Rebekah Chatfield first approached Bridge with her story in late December, after she filed her complaint with Lansing police.
In multiple interviews spanning several hours, she said Lee Chatfield initiated unwanted sexual contact with her when she was a 15- or 16-year-old student at Northern Michigan Christian Academy. The private school is in Burt Lake in Cheboygan County, part of a campus that also includes Rusty Chatfield’s church, Northern Michigan Baptist Bible Church. Lee Chatfield taught and coached soccer at the school before entering state politics.
The assaults continued, Rebekah Chatfield said, for years before and after the Chatfield family pressured her and Lee Chatfield’s youngest brother, Aaron Chatfield, to marry when they were both 19.
Rebekah Chatfield said she kept the incidents secret for more than a decade because she was too ashamed and fearful to tell anyone, including friends, family members, even her husband. She told Bridge she did not keep a diary, texts or any other writings or evidence of her encounters with Lee, saying she feared Aaron or others would discover them.
She said she finally shared what happened with her husband Aaron, her mother and some family and friends in December, after the emotional trauma became unbearable. That was also when she reached out to Lansing Police about Lee Chatfield.
Rebekah Chatfield said she was a vulnerable high-schooler from a struggling family when Lee Chatfield took her under his wing, allowing her to stay overnight at his family home with his wife and their young children, who Rebekah sometimes babysat.
“I had a lot of family stuff going on in my life,” she told Bridge. “My dad was a recovering alcoholic, and so I believe that Lee used those (circumstances) against me and helped take advantage of me. So he would manipulate me, he would mess with my emotions.”
What began with unwanted touches in his basement stairwell eventually turned into unwanted sex, and the alleged assaults continued “more times than I can count” over the ensuing years, Rebekah Chatfield said. She told Bridge she could not recall precisely when in high school the touching progressed to intercourse. Eventually, she said, she stopped resisting.
She said she is coming forward now to publicly accuse her brother-in-law in part to encourage other vulnerable young women to speak up in similar situations. She also said she feared that once her police report became public, the encounters would be painted as consensual, making it more important for her own voice to be heard.
Bridge Michigan does not generally identify people who alleged they were sexually assaulted without their permission, which Rebekah Chatfield provided.
Michigan criminal law generally puts the age of consent to sex at 16. Michigan law also makes it a crime for a teacher to have any type of sexual penetration with a student under the age of 18, though some charges can only be brought within 10 years after an alleged crime.
Rebekah Chatfield’s attorney, Jamie White with White Law PLLC, said Thursday that his firm has been in contact with the Lansing Police Department and Michigan State Police and that, because of jurisdictional matters, the case could ultimately end up in the hands of the FBI.
White said his firm has obtained a private investigator and will “devote any resources we have to address it.”
White also said he has recommended investigators look into possible misuse of public funds “to support behavior that is extremely inappropriate.” He declined to elaborate.

Given request: Continue the news report about Rebekah Chatfield's allegations, picking up right after its final sentence.

Rows from a layout dataset
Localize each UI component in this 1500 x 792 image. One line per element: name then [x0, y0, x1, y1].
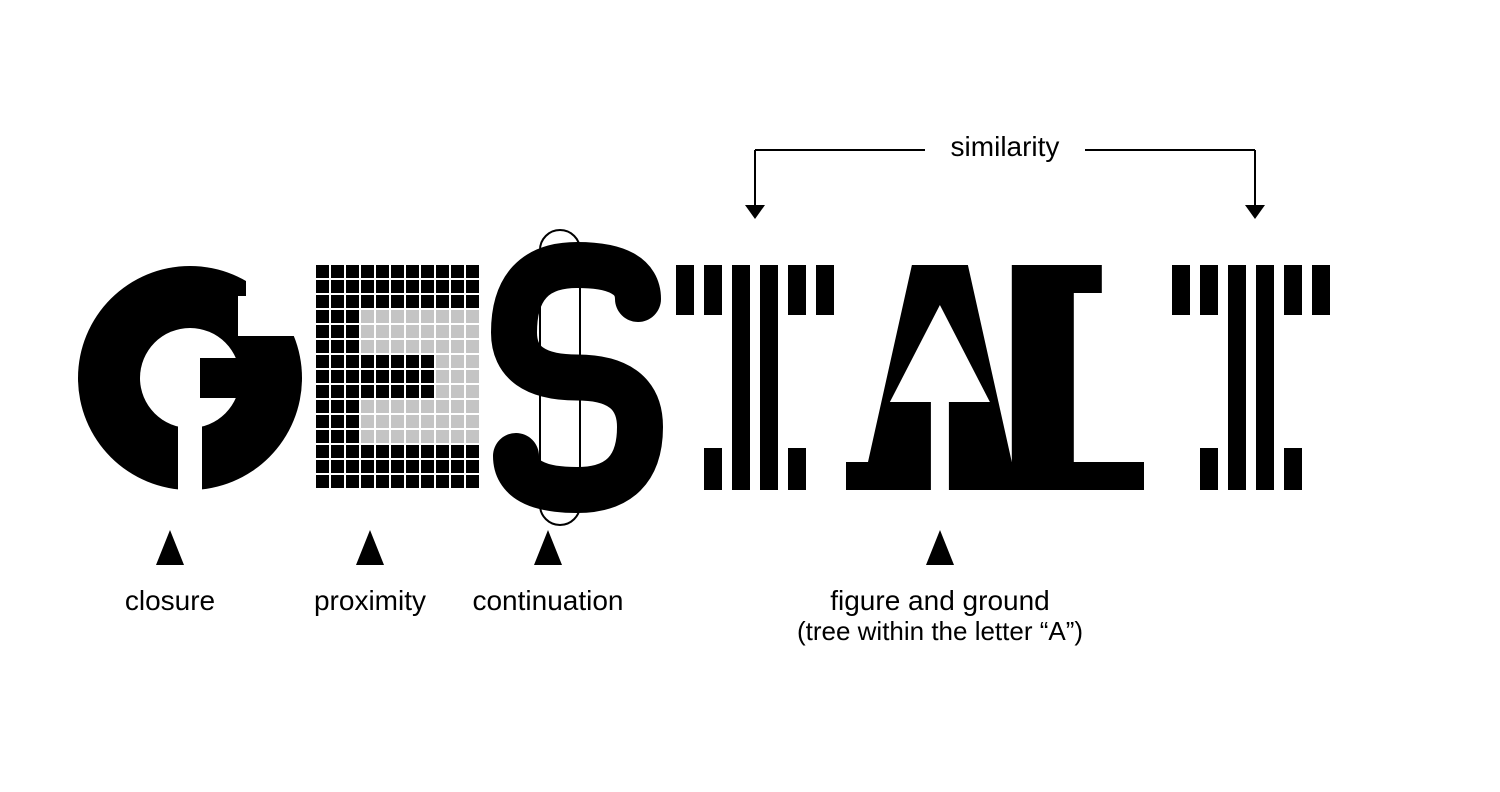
pointer-up-icon: [356, 530, 384, 565]
label-text: proximity: [314, 585, 426, 616]
pointer-up-icon: [534, 530, 562, 565]
annotation-similarity: similarity: [745, 131, 1265, 219]
annotation-bottom: closure proximity continuation figure and g…: [125, 530, 1083, 646]
pointer-up-icon: [926, 530, 954, 565]
label-text: closure: [125, 585, 215, 616]
letter-t1-similarity: [676, 265, 834, 490]
letter-t2-similarity: [1172, 265, 1330, 490]
letter-al-figure-ground: [846, 265, 1144, 490]
letter-s-continuation: [514, 230, 640, 525]
letter-e-proximity: [316, 265, 479, 488]
gestalt-infographic: similarity closure proximity continuation fi…: [0, 0, 1500, 792]
label-text: continuation: [472, 585, 623, 616]
label-text: figure and ground: [830, 585, 1050, 616]
label-text: (tree within the letter “A”): [797, 616, 1083, 646]
label-text: similarity: [951, 131, 1060, 162]
pointer-up-icon: [156, 530, 184, 565]
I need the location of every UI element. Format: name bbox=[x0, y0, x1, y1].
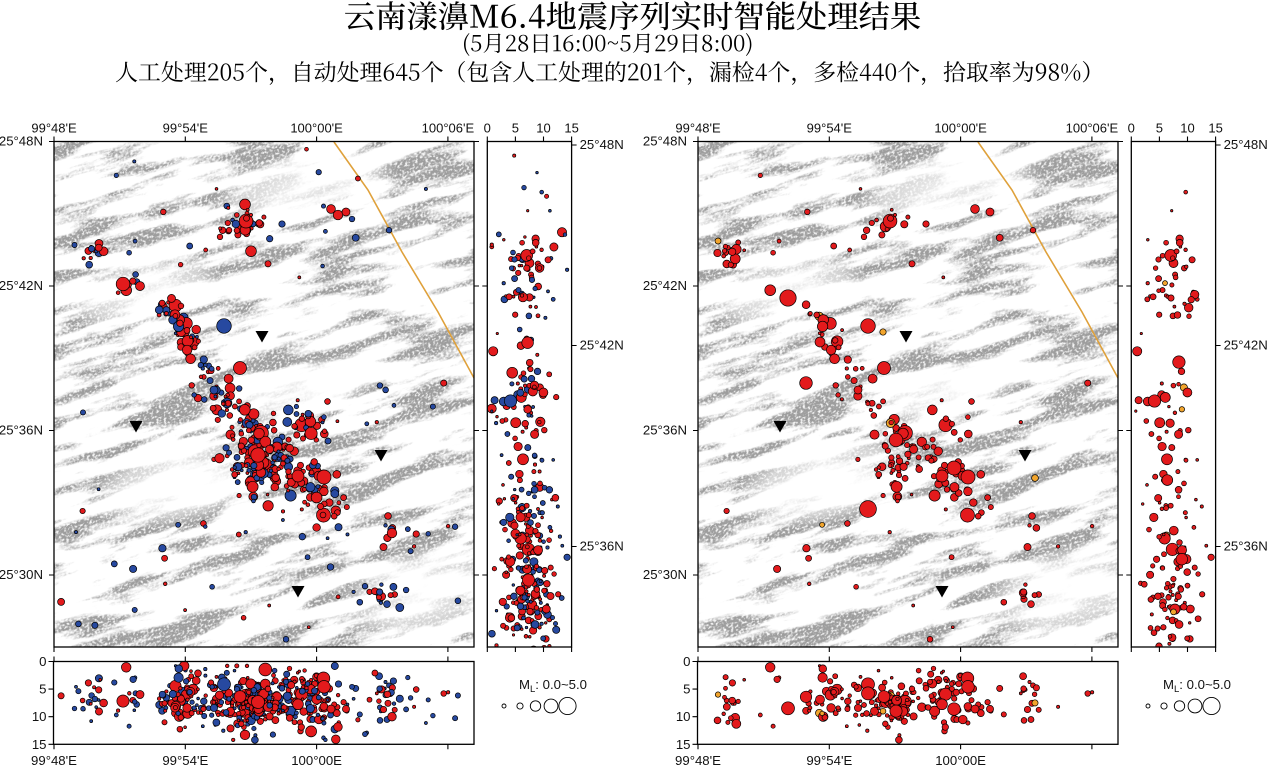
svg-text:15: 15 bbox=[1208, 121, 1222, 136]
svg-text:15: 15 bbox=[564, 121, 578, 136]
svg-text:15: 15 bbox=[32, 737, 47, 752]
svg-text:25°42N: 25°42N bbox=[580, 338, 624, 353]
svg-text:10: 10 bbox=[536, 121, 550, 136]
svg-text:100°00E: 100°00E bbox=[935, 753, 986, 768]
svg-text:0: 0 bbox=[484, 121, 491, 136]
svg-text:99°48'E: 99°48'E bbox=[31, 121, 77, 136]
svg-text:99°48'E: 99°48'E bbox=[31, 753, 77, 768]
svg-text:25°36N: 25°36N bbox=[643, 423, 687, 438]
svg-text:100°00'E: 100°00'E bbox=[290, 121, 343, 136]
svg-text:5: 5 bbox=[512, 121, 519, 136]
svg-text:99°48'E: 99°48'E bbox=[675, 121, 721, 136]
svg-text:25°48N: 25°48N bbox=[643, 134, 687, 149]
svg-text:25°36N: 25°36N bbox=[0, 423, 43, 438]
svg-text:100°06'E: 100°06'E bbox=[422, 121, 475, 136]
svg-text:25°30N: 25°30N bbox=[0, 567, 43, 582]
svg-text:10: 10 bbox=[1180, 121, 1194, 136]
svg-text:99°54'E: 99°54'E bbox=[162, 753, 208, 768]
svg-text:100°06'E: 100°06'E bbox=[1066, 121, 1119, 136]
svg-text:100°00'E: 100°00'E bbox=[934, 121, 987, 136]
svg-text:0: 0 bbox=[1128, 121, 1135, 136]
svg-text:25°42N: 25°42N bbox=[0, 278, 43, 293]
svg-text:0: 0 bbox=[39, 654, 46, 669]
svg-text:25°36N: 25°36N bbox=[580, 539, 624, 554]
svg-text:99°54'E: 99°54'E bbox=[807, 121, 853, 136]
svg-text:25°42N: 25°42N bbox=[643, 278, 687, 293]
svg-text:15: 15 bbox=[676, 737, 691, 752]
svg-text:5: 5 bbox=[1156, 121, 1163, 136]
svg-text:5: 5 bbox=[683, 682, 690, 697]
svg-text:ML: 0.0~5.0: ML: 0.0~5.0 bbox=[519, 677, 587, 695]
svg-text:0: 0 bbox=[683, 654, 690, 669]
svg-text:100°00E: 100°00E bbox=[291, 753, 342, 768]
svg-text:10: 10 bbox=[676, 709, 691, 724]
svg-text:25°42N: 25°42N bbox=[1224, 338, 1268, 353]
svg-text:25°48N: 25°48N bbox=[1224, 137, 1268, 152]
svg-text:25°36N: 25°36N bbox=[1224, 539, 1268, 554]
svg-text:25°48N: 25°48N bbox=[0, 134, 43, 149]
svg-text:5: 5 bbox=[39, 682, 46, 697]
svg-text:25°48N: 25°48N bbox=[580, 137, 624, 152]
svg-text:ML: 0.0~5.0: ML: 0.0~5.0 bbox=[1163, 677, 1231, 695]
svg-text:10: 10 bbox=[32, 709, 47, 724]
svg-text:25°30N: 25°30N bbox=[643, 567, 687, 582]
svg-text:99°54'E: 99°54'E bbox=[163, 121, 209, 136]
svg-text:99°54'E: 99°54'E bbox=[806, 753, 852, 768]
svg-text:99°48'E: 99°48'E bbox=[675, 753, 721, 768]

Answer to this problem:
Aaron Chatfield, Rebekah's husband, also spoke on the record with Bridge in December and said he supports his wife. He said he did not know about the alleged assaults by his brother but had suspicions years ago about his brother’s close behavior with Rebekah.
Aaron Chatfield told Bridge his brother had few moral boundaries when it came to women. He said he worked for a time in Lansing as an unofficial driver for his politically powerful brother, and said part of his job was taking Lee Chatfield to strip clubs or evening rendezvous with various women, inside and outside of government, including a former staffer.
“Lee portrays himself as a family tradition, conservative guy who believes in the Bible and the Bible is so important,” said Aaron, 26. “No, it couldn’t be further from who my man was as a person.”
In a phone interview Thursday night, Paul Chatfield, another younger brother to Lee, questioned Rebekah Chatfield's timeline and said he wanted to see results of a police investigation before drawing further conclusions.
While Paul, 27, said he believes Lee engaged in "inappropriate behavior" with Rebekah, he said he does not know how far it went and indicated he does not think the alleged sexual contact began as early as she alleges.
"What she is saying, I don't believe," Paul Chatfield said. He added that “the best-case scenario is, I'm disappointed” in Lee.
Rebekah Chatfield, then Rebekah Leonard, said she was in fourth grade when her family first joined the Chatfield-run church. Her family was reeling from her parents’ divorce and her father’s alcoholism.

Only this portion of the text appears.